◆ Activity ◆
Please reproduce every record, keeping each one exactly as written.

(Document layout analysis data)
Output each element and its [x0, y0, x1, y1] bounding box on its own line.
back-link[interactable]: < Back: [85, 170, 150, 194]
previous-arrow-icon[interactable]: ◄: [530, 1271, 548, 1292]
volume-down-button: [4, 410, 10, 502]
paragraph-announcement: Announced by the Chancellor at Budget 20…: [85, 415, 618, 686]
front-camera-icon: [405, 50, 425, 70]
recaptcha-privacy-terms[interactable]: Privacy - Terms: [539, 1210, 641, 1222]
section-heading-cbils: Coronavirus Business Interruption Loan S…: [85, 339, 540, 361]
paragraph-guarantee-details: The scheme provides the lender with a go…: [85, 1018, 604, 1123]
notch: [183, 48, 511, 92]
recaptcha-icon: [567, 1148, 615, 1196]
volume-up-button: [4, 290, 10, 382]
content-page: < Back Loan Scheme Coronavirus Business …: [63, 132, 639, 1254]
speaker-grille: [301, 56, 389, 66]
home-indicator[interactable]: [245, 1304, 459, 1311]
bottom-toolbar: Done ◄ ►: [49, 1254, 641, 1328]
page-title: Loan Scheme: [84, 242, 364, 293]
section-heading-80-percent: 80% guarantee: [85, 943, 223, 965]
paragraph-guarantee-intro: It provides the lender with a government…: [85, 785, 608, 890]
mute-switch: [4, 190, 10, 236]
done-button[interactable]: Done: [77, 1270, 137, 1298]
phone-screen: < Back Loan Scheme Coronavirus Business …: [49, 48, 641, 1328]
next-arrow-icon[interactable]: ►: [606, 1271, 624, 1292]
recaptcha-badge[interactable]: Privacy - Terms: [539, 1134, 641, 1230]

◆ Answer to this exercise ◆
Output each element and its [x0, y0, x1, y1] bounding box on its own line.
back-link[interactable]: < Back: [85, 170, 150, 194]
previous-arrow-icon[interactable]: ◄: [530, 1271, 548, 1292]
volume-down-button: [4, 410, 10, 502]
paragraph-announcement: Announced by the Chancellor at Budget 20…: [85, 415, 618, 686]
front-camera-icon: [405, 50, 425, 70]
recaptcha-privacy-terms[interactable]: Privacy - Terms: [539, 1210, 641, 1222]
section-heading-cbils: Coronavirus Business Interruption Loan S…: [85, 339, 540, 361]
paragraph-guarantee-details: The scheme provides the lender with a go…: [85, 1018, 604, 1123]
notch: [183, 48, 511, 92]
recaptcha-icon: [567, 1148, 615, 1196]
volume-up-button: [4, 290, 10, 382]
content-page: < Back Loan Scheme Coronavirus Business …: [63, 132, 639, 1254]
speaker-grille: [301, 56, 389, 66]
home-indicator[interactable]: [245, 1304, 459, 1311]
bottom-toolbar: Done ◄ ►: [49, 1254, 641, 1328]
page-title: Loan Scheme: [84, 242, 364, 293]
section-heading-80-percent: 80% guarantee: [85, 943, 223, 965]
paragraph-guarantee-intro: It provides the lender with a government…: [85, 785, 608, 890]
mute-switch: [4, 190, 10, 236]
done-button[interactable]: Done: [77, 1270, 137, 1298]
phone-screen: < Back Loan Scheme Coronavirus Business …: [49, 48, 641, 1328]
next-arrow-icon[interactable]: ►: [606, 1271, 624, 1292]
recaptcha-badge[interactable]: Privacy - Terms: [539, 1134, 641, 1230]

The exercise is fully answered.